• Task goal
Exclude the pictures and retype the entries as written.

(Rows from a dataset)
- - -
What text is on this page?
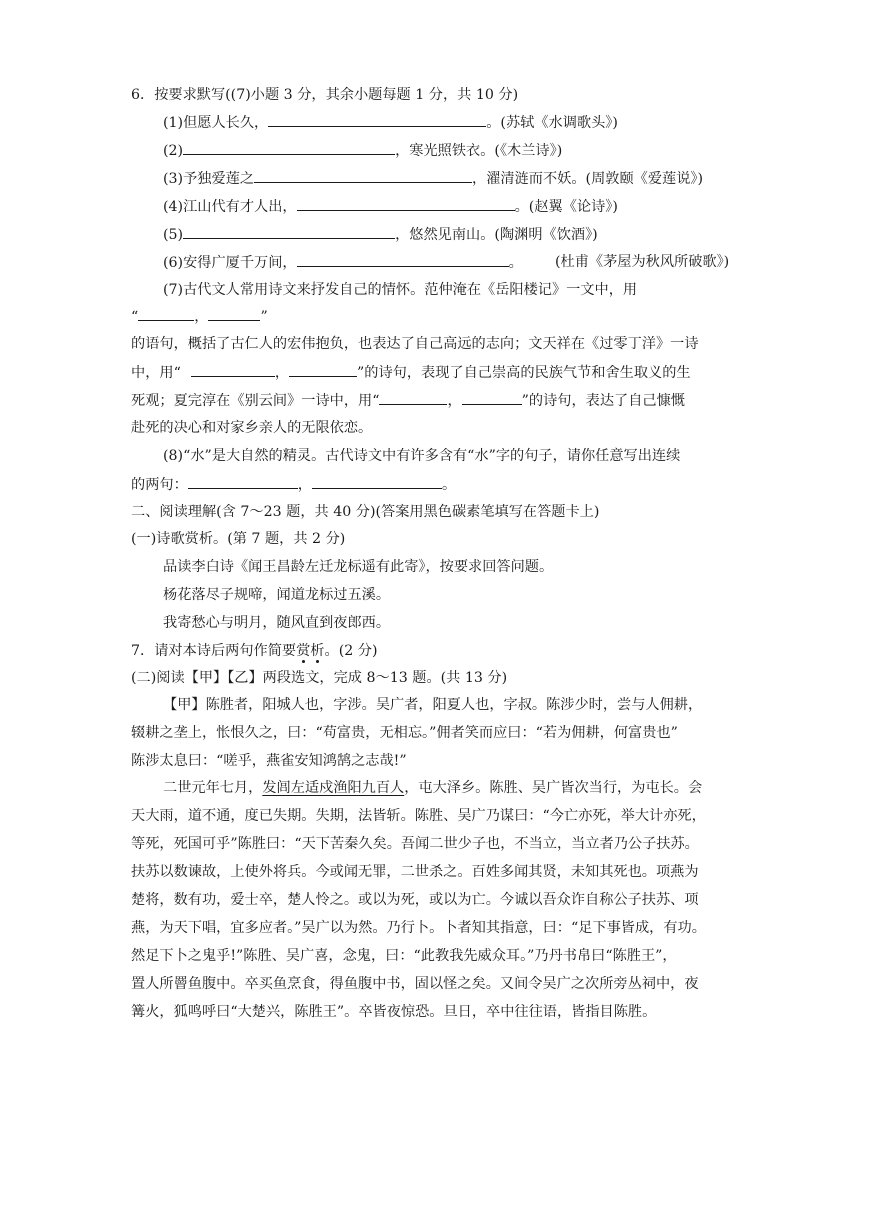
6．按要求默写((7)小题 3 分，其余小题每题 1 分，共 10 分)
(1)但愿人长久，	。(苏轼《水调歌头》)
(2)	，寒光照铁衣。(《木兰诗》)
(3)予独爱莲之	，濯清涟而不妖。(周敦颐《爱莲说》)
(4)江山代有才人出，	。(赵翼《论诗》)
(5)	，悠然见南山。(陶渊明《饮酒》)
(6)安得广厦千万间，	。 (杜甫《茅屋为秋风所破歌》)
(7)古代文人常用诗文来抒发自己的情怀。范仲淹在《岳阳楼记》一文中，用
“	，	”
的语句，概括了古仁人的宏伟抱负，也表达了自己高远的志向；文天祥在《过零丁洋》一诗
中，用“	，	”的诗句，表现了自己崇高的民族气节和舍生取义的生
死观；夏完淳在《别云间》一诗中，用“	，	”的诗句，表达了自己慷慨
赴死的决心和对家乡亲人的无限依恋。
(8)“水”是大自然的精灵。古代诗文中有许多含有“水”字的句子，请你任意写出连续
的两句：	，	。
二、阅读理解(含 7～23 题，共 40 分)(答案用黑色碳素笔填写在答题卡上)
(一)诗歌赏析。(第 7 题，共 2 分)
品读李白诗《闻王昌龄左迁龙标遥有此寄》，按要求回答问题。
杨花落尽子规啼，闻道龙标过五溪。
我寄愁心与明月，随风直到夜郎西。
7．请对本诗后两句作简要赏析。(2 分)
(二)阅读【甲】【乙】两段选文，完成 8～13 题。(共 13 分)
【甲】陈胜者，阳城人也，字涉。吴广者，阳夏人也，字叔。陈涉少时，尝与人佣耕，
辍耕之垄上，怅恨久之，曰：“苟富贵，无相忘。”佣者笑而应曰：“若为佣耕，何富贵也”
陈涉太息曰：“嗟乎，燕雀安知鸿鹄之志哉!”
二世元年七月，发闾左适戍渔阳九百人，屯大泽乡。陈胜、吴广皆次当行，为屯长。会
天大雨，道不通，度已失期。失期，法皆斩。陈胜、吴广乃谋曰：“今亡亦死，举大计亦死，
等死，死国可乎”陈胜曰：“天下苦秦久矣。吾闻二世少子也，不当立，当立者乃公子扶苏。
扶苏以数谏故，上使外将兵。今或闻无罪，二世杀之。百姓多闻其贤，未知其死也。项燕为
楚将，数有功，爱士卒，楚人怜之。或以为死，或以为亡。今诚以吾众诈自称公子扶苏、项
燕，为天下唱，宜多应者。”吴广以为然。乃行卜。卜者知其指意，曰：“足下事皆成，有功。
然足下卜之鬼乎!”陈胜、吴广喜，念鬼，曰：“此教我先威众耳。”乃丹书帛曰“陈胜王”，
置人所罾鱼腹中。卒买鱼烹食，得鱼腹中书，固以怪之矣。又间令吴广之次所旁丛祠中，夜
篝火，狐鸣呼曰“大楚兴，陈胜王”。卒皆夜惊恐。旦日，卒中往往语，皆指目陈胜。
- - -
• Result of the exercise
What text is on this page?
6．按要求默写((7)小题 3 分，其余小题每题 1 分，共 10 分)
(1)但愿人长久，	。(苏轼《水调歌头》)
(2)	，寒光照铁衣。(《木兰诗》)
(3)予独爱莲之	，濯清涟而不妖。(周敦颐《爱莲说》)
(4)江山代有才人出，	。(赵翼《论诗》)
(5)	，悠然见南山。(陶渊明《饮酒》)
(6)安得广厦千万间，	。 (杜甫《茅屋为秋风所破歌》)
(7)古代文人常用诗文来抒发自己的情怀。范仲淹在《岳阳楼记》一文中，用
“	，	”
的语句，概括了古仁人的宏伟抱负，也表达了自己高远的志向；文天祥在《过零丁洋》一诗
中，用“	，	”的诗句，表现了自己崇高的民族气节和舍生取义的生
死观；夏完淳在《别云间》一诗中，用“	，	”的诗句，表达了自己慷慨
赴死的决心和对家乡亲人的无限依恋。
(8)“水”是大自然的精灵。古代诗文中有许多含有“水”字的句子，请你任意写出连续
的两句：	，	。
二、阅读理解(含 7～23 题，共 40 分)(答案用黑色碳素笔填写在答题卡上)
(一)诗歌赏析。(第 7 题，共 2 分)
品读李白诗《闻王昌龄左迁龙标遥有此寄》，按要求回答问题。
杨花落尽子规啼，闻道龙标过五溪。
我寄愁心与明月，随风直到夜郎西。
7．请对本诗后两句作简要赏析。(2 分)
(二)阅读【甲】【乙】两段选文，完成 8～13 题。(共 13 分)
【甲】陈胜者，阳城人也，字涉。吴广者，阳夏人也，字叔。陈涉少时，尝与人佣耕，
辍耕之垄上，怅恨久之，曰：“苟富贵，无相忘。”佣者笑而应曰：“若为佣耕，何富贵也”
陈涉太息曰：“嗟乎，燕雀安知鸿鹄之志哉!”
二世元年七月，发闾左适戍渔阳九百人，屯大泽乡。陈胜、吴广皆次当行，为屯长。会
天大雨，道不通，度已失期。失期，法皆斩。陈胜、吴广乃谋曰：“今亡亦死，举大计亦死，
等死，死国可乎”陈胜曰：“天下苦秦久矣。吾闻二世少子也，不当立，当立者乃公子扶苏。
扶苏以数谏故，上使外将兵。今或闻无罪，二世杀之。百姓多闻其贤，未知其死也。项燕为
楚将，数有功，爱士卒，楚人怜之。或以为死，或以为亡。今诚以吾众诈自称公子扶苏、项
燕，为天下唱，宜多应者。”吴广以为然。乃行卜。卜者知其指意，曰：“足下事皆成，有功。
然足下卜之鬼乎!”陈胜、吴广喜，念鬼，曰：“此教我先威众耳。”乃丹书帛曰“陈胜王”，
置人所罾鱼腹中。卒买鱼烹食，得鱼腹中书，固以怪之矣。又间令吴广之次所旁丛祠中，夜
篝火，狐鸣呼曰“大楚兴，陈胜王”。卒皆夜惊恐。旦日，卒中往往语，皆指目陈胜。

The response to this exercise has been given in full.